Prompt: Scan the material below for the string "your", and copy every line where it shows up.

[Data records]
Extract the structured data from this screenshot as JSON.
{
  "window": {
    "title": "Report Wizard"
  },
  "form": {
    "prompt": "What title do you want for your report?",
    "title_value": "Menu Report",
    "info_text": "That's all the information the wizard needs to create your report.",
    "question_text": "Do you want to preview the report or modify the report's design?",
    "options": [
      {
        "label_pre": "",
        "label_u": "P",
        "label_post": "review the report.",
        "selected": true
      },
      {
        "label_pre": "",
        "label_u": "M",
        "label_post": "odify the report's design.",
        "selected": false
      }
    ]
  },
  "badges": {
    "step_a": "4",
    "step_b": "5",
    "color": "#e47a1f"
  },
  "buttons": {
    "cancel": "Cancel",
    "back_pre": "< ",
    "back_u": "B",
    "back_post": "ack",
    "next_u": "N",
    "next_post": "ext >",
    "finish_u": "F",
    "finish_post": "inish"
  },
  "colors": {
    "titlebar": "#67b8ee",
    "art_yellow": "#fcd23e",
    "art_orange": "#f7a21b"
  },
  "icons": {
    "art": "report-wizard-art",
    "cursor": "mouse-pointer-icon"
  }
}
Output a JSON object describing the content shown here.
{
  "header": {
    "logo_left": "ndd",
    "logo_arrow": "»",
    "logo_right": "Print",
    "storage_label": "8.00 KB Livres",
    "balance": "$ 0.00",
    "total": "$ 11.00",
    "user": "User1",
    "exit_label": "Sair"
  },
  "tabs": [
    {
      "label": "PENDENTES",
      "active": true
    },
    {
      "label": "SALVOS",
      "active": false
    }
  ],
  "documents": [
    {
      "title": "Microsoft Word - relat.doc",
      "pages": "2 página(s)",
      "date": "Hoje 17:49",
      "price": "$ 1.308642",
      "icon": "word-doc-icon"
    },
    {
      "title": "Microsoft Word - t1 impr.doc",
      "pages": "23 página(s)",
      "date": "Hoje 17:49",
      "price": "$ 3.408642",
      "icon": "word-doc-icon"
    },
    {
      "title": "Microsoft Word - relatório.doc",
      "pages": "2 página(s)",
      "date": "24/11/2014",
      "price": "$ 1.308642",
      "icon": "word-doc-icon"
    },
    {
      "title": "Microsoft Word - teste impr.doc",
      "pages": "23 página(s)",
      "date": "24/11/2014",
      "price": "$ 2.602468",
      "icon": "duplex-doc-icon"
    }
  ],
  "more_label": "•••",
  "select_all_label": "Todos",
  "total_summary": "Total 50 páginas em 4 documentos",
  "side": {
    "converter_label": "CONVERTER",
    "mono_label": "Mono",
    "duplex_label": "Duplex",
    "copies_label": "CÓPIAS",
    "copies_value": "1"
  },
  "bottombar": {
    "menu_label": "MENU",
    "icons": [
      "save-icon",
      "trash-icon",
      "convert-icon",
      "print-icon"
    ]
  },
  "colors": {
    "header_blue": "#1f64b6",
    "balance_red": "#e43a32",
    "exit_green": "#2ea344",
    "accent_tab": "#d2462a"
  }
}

Result:
    "prompt": "What title do you want for your report?",
    "info_text": "That's all the information the wizard needs to create your report.",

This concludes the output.